Print all the data, keeping every line exactly as it is.
[Begin Input]
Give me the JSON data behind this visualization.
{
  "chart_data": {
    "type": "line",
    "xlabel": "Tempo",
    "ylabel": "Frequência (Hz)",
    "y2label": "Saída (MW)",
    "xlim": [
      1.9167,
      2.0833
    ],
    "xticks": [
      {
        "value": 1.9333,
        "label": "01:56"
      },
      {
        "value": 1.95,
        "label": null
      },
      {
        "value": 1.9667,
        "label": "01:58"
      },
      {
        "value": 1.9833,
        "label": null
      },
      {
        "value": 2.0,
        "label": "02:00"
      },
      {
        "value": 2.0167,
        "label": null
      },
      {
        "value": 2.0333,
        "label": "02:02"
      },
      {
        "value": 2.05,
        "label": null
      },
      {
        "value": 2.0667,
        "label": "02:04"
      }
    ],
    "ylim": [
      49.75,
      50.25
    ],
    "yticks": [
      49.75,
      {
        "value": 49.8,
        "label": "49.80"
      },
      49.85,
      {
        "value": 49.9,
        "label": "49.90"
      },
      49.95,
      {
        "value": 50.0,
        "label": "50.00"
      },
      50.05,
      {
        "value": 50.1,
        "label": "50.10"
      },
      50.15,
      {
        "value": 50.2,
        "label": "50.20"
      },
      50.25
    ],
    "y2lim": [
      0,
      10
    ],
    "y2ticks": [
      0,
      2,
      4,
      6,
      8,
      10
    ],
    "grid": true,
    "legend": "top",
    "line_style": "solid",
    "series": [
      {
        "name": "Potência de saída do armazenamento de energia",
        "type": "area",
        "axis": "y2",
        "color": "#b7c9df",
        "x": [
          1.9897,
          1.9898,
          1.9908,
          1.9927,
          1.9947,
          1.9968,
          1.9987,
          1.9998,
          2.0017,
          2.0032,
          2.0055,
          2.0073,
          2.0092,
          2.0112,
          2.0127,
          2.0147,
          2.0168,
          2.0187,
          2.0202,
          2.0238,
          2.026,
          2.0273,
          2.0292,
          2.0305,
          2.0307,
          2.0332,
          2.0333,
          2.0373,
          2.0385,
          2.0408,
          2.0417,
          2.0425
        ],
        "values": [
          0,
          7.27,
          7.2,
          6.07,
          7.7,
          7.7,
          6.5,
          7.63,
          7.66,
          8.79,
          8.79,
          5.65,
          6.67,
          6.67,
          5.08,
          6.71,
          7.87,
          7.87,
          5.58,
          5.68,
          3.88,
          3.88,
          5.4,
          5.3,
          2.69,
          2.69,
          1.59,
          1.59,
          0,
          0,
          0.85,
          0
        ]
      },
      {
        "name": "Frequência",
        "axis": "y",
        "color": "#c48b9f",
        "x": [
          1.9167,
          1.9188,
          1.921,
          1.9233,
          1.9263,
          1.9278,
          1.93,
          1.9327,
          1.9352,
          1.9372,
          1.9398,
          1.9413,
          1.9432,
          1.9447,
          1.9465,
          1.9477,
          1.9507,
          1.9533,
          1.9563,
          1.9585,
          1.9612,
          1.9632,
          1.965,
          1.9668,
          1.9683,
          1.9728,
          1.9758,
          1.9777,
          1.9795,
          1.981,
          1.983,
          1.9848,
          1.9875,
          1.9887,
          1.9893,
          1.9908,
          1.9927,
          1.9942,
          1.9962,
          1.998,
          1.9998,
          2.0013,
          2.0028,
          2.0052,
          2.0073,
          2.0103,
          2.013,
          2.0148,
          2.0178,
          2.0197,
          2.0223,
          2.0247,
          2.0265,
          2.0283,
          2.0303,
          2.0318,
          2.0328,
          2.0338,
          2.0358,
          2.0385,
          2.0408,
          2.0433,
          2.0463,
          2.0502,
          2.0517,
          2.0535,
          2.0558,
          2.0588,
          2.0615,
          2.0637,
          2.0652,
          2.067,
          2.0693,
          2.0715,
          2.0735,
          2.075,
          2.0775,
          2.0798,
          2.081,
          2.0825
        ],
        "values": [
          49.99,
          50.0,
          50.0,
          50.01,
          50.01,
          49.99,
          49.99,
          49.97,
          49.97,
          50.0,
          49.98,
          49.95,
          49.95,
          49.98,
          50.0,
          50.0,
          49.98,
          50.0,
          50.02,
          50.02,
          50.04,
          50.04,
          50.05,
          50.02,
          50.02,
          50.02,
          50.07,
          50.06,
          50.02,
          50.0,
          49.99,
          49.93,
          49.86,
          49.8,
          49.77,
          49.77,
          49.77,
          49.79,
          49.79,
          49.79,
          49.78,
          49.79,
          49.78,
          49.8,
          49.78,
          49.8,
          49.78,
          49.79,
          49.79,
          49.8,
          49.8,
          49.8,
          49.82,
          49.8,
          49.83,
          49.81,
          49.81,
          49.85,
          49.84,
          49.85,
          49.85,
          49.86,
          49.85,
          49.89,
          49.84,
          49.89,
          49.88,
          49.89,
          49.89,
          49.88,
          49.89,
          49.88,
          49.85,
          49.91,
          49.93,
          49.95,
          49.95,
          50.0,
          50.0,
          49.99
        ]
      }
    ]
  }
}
[End Input]
Output below:
Give me the JSON data behind this visualization.
{
  "chart_data": {
    "type": "line",
    "xlabel": "Tempo",
    "ylabel": "Frequência (Hz)",
    "y2label": "Saída (MW)",
    "xlim": [
      1.9167,
      2.0833
    ],
    "xticks": [
      {
        "value": 1.9333,
        "label": "01:56"
      },
      {
        "value": 1.95,
        "label": null
      },
      {
        "value": 1.9667,
        "label": "01:58"
      },
      {
        "value": 1.9833,
        "label": null
      },
      {
        "value": 2.0,
        "label": "02:00"
      },
      {
        "value": 2.0167,
        "label": null
      },
      {
        "value": 2.0333,
        "label": "02:02"
      },
      {
        "value": 2.05,
        "label": null
      },
      {
        "value": 2.0667,
        "label": "02:04"
      }
    ],
    "ylim": [
      49.75,
      50.25
    ],
    "yticks": [
      49.75,
      {
        "value": 49.8,
        "label": "49.80"
      },
      49.85,
      {
        "value": 49.9,
        "label": "49.90"
      },
      49.95,
      {
        "value": 50.0,
        "label": "50.00"
      },
      50.05,
      {
        "value": 50.1,
        "label": "50.10"
      },
      50.15,
      {
        "value": 50.2,
        "label": "50.20"
      },
      50.25
    ],
    "y2lim": [
      0,
      10
    ],
    "y2ticks": [
      0,
      2,
      4,
      6,
      8,
      10
    ],
    "grid": true,
    "legend": "top",
    "line_style": "solid",
    "series": [
      {
        "name": "Potência de saída do armazenamento de energia",
        "type": "area",
        "axis": "y2",
        "color": "#b7c9df",
        "x": [
          1.9897,
          1.9898,
          1.9908,
          1.9927,
          1.9947,
          1.9968,
          1.9987,
          1.9998,
          2.0017,
          2.0032,
          2.0055,
          2.0073,
          2.0092,
          2.0112,
          2.0127,
          2.0147,
          2.0168,
          2.0187,
          2.0202,
          2.0238,
          2.026,
          2.0273,
          2.0292,
          2.0305,
          2.0307,
          2.0332,
          2.0333,
          2.0373,
          2.0385,
          2.0408,
          2.0417,
          2.0425
        ],
        "values": [
          0,
          7.27,
          7.2,
          6.07,
          7.7,
          7.7,
          6.5,
          7.63,
          7.66,
          8.79,
          8.79,
          5.65,
          6.67,
          6.67,
          5.08,
          6.71,
          7.87,
          7.87,
          5.58,
          5.68,
          3.88,
          3.88,
          5.4,
          5.3,
          2.69,
          2.69,
          1.59,
          1.59,
          0,
          0,
          0.85,
          0
        ]
      },
      {
        "name": "Frequência",
        "axis": "y",
        "color": "#c48b9f",
        "x": [
          1.9167,
          1.9188,
          1.921,
          1.9233,
          1.9263,
          1.9278,
          1.93,
          1.9327,
          1.9352,
          1.9372,
          1.9398,
          1.9413,
          1.9432,
          1.9447,
          1.9465,
          1.9477,
          1.9507,
          1.9533,
          1.9563,
          1.9585,
          1.9612,
          1.9632,
          1.965,
          1.9668,
          1.9683,
          1.9728,
          1.9758,
          1.9777,
          1.9795,
          1.981,
          1.983,
          1.9848,
          1.9875,
          1.9887,
          1.9893,
          1.9908,
          1.9927,
          1.9942,
          1.9962,
          1.998,
          1.9998,
          2.0013,
          2.0028,
          2.0052,
          2.0073,
          2.0103,
          2.013,
          2.0148,
          2.0178,
          2.0197,
          2.0223,
          2.0247,
          2.0265,
          2.0283,
          2.0303,
          2.0318,
          2.0328,
          2.0338,
          2.0358,
          2.0385,
          2.0408,
          2.0433,
          2.0463,
          2.0502,
          2.0517,
          2.0535,
          2.0558,
          2.0588,
          2.0615,
          2.0637,
          2.0652,
          2.067,
          2.0693,
          2.0715,
          2.0735,
          2.075,
          2.0775,
          2.0798,
          2.081,
          2.0825
        ],
        "values": [
          49.99,
          50.0,
          50.0,
          50.01,
          50.01,
          49.99,
          49.99,
          49.97,
          49.97,
          50.0,
          49.98,
          49.95,
          49.95,
          49.98,
          50.0,
          50.0,
          49.98,
          50.0,
          50.02,
          50.02,
          50.04,
          50.04,
          50.05,
          50.02,
          50.02,
          50.02,
          50.07,
          50.06,
          50.02,
          50.0,
          49.99,
          49.93,
          49.86,
          49.8,
          49.77,
          49.77,
          49.77,
          49.79,
          49.79,
          49.79,
          49.78,
          49.79,
          49.78,
          49.8,
          49.78,
          49.8,
          49.78,
          49.79,
          49.79,
          49.8,
          49.8,
          49.8,
          49.82,
          49.8,
          49.83,
          49.81,
          49.81,
          49.85,
          49.84,
          49.85,
          49.85,
          49.86,
          49.85,
          49.89,
          49.84,
          49.89,
          49.88,
          49.89,
          49.89,
          49.88,
          49.89,
          49.88,
          49.85,
          49.91,
          49.93,
          49.95,
          49.95,
          50.0,
          50.0,
          49.99
        ]
      }
    ]
  }
}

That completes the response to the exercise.